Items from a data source
★ ★ ★ ★

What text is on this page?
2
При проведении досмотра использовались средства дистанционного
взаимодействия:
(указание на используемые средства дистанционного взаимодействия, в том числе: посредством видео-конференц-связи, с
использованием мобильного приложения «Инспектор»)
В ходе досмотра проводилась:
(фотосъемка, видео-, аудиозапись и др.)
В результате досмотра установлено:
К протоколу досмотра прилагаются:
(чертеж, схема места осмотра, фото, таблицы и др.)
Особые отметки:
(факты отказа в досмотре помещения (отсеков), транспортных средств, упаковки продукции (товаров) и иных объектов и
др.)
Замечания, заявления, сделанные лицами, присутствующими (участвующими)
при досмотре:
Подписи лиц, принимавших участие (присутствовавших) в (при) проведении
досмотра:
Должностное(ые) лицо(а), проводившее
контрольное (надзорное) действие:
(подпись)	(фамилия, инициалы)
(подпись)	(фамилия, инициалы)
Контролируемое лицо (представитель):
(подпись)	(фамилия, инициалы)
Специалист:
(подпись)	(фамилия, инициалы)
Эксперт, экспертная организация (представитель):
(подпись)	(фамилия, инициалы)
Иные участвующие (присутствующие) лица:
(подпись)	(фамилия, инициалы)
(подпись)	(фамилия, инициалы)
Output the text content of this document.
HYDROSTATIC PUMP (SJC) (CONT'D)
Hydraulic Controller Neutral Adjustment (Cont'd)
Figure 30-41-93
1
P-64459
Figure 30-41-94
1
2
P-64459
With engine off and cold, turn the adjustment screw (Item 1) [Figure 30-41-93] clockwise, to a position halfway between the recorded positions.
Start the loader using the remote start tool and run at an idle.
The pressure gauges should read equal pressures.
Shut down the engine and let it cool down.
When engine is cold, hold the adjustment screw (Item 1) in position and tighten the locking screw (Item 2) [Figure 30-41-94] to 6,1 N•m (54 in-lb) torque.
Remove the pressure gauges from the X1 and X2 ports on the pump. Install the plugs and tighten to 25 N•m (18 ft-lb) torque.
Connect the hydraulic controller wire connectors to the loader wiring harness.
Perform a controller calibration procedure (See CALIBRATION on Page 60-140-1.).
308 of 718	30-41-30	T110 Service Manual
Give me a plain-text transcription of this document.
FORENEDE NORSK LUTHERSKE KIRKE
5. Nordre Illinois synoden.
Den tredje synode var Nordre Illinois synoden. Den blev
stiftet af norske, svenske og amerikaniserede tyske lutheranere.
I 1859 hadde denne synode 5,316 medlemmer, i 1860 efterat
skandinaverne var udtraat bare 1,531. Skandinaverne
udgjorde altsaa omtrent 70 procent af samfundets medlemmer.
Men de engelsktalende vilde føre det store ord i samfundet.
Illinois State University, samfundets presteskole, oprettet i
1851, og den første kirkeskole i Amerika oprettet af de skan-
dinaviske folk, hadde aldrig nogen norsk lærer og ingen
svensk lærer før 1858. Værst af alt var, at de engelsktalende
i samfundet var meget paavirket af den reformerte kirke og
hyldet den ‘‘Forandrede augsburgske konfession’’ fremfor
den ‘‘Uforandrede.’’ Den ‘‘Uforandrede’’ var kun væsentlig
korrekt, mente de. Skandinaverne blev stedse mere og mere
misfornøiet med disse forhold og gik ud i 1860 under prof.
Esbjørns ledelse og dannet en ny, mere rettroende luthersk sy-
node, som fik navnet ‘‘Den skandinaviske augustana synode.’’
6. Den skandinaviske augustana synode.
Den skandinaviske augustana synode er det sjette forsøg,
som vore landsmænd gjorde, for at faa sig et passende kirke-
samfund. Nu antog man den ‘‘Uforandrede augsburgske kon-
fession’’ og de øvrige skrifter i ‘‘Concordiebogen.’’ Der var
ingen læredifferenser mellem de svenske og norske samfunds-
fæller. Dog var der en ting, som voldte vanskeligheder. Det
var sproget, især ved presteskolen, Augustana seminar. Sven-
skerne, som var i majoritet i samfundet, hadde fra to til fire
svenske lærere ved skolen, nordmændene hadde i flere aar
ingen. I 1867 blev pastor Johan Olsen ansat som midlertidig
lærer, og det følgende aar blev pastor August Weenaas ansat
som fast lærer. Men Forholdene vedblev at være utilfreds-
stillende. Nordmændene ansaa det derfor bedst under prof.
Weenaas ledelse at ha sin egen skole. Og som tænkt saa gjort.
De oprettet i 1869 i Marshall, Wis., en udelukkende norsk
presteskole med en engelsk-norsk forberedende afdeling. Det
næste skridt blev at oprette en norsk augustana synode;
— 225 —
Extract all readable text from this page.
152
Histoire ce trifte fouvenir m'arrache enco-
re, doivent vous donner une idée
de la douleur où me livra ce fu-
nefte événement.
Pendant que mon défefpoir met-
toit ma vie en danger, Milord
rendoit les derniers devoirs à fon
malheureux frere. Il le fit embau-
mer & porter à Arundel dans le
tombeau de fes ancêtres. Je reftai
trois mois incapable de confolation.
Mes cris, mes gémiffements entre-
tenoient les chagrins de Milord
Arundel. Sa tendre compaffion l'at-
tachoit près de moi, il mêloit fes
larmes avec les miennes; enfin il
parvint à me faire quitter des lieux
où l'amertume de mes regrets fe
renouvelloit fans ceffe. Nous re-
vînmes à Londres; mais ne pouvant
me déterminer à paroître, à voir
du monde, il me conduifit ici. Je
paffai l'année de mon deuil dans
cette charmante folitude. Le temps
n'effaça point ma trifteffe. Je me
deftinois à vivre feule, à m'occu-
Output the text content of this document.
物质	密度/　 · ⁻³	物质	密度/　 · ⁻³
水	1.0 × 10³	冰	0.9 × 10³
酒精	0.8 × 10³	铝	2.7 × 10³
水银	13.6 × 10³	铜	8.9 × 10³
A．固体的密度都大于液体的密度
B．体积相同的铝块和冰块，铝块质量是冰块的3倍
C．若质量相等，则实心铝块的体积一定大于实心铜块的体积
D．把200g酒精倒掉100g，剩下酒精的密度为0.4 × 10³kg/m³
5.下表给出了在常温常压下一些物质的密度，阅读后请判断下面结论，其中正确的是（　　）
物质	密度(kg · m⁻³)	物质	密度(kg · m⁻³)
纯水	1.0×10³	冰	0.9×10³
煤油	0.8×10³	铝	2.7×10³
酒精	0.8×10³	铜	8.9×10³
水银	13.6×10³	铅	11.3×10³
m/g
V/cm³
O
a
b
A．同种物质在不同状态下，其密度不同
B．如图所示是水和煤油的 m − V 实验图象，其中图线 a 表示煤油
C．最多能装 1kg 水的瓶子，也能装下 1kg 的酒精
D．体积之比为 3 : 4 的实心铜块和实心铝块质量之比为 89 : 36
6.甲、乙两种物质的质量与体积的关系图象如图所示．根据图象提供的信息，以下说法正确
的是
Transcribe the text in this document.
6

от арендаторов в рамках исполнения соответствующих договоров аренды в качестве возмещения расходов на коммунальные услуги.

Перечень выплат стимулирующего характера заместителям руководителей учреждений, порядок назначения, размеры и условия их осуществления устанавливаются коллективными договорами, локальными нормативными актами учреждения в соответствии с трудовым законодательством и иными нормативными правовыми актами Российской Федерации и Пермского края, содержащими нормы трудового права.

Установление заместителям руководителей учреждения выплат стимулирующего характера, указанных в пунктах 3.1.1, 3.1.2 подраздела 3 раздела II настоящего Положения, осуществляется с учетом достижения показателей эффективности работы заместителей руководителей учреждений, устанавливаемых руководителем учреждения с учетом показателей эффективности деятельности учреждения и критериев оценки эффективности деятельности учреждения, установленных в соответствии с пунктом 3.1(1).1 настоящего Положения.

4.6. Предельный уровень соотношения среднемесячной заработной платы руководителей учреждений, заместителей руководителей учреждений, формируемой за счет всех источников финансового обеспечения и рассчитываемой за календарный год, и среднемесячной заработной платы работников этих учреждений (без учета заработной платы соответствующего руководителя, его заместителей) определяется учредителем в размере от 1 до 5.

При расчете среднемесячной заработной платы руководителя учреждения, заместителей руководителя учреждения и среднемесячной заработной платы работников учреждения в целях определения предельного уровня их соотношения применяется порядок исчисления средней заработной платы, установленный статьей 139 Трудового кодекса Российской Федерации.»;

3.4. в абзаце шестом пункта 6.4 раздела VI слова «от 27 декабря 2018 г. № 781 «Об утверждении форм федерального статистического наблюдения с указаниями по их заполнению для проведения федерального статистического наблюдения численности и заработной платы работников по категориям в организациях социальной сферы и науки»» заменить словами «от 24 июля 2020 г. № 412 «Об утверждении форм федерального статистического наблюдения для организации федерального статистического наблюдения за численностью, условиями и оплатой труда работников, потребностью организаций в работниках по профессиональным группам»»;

★ ★ ★ ★

EXERCISE DESCRIPTION: Determine how many lines contain the word "Arundel" and reply with that number alone.

EXERCISE RESPONSE: 2